Short exercise: Wherever the string "action" occurs in a line of these records, report that line.

Input for this task:
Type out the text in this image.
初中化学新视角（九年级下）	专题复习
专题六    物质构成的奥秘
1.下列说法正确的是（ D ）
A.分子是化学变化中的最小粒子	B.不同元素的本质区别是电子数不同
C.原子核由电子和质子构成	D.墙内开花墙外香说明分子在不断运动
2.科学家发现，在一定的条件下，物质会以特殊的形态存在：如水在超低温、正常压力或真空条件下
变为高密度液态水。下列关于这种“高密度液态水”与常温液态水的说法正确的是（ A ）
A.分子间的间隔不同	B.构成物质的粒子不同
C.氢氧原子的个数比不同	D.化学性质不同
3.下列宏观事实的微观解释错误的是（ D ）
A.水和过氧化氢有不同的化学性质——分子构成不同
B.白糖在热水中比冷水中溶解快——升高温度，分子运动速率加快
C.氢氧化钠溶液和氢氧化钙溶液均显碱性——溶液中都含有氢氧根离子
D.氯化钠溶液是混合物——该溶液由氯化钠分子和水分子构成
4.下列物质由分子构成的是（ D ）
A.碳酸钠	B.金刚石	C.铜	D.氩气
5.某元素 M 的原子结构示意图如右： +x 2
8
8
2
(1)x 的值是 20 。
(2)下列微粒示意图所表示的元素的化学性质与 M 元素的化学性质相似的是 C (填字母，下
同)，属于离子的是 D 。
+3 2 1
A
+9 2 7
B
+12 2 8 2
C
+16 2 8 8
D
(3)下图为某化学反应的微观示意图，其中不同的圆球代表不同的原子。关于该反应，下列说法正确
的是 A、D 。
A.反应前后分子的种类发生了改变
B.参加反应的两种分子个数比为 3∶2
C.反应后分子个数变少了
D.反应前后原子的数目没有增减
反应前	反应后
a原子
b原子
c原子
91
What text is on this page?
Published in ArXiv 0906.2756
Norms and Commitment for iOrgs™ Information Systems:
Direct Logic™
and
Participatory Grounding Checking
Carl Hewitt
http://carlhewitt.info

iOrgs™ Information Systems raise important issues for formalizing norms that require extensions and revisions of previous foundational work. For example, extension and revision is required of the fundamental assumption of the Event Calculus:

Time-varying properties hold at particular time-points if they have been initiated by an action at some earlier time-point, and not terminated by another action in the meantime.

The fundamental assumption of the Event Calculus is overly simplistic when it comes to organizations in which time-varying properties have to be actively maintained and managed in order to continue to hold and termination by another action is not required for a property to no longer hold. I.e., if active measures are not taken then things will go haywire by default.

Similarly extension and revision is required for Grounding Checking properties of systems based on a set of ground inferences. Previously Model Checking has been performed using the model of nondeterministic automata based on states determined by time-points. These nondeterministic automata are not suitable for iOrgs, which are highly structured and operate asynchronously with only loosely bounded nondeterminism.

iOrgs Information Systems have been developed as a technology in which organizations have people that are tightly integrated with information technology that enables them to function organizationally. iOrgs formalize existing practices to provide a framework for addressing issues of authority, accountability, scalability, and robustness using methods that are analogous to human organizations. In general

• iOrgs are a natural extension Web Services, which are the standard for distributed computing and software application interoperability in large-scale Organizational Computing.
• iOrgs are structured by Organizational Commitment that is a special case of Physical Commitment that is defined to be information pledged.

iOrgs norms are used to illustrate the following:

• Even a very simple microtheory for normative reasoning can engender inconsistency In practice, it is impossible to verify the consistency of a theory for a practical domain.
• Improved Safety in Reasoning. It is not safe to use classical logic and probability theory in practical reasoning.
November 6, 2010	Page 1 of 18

Answer to the problem:
Time-varying properties hold at particular time-points if they have been initiated by an action at some earlier time-point, and not terminated by another action in the meantime.
The fundamental assumption of the Event Calculus is overly simplistic when it comes to organizations in which time-varying properties have to be actively maintained and managed in order to continue to hold and termination by another action is not required for a property to no longer hold. I.e., if active measures are not taken then things will go haywire by default.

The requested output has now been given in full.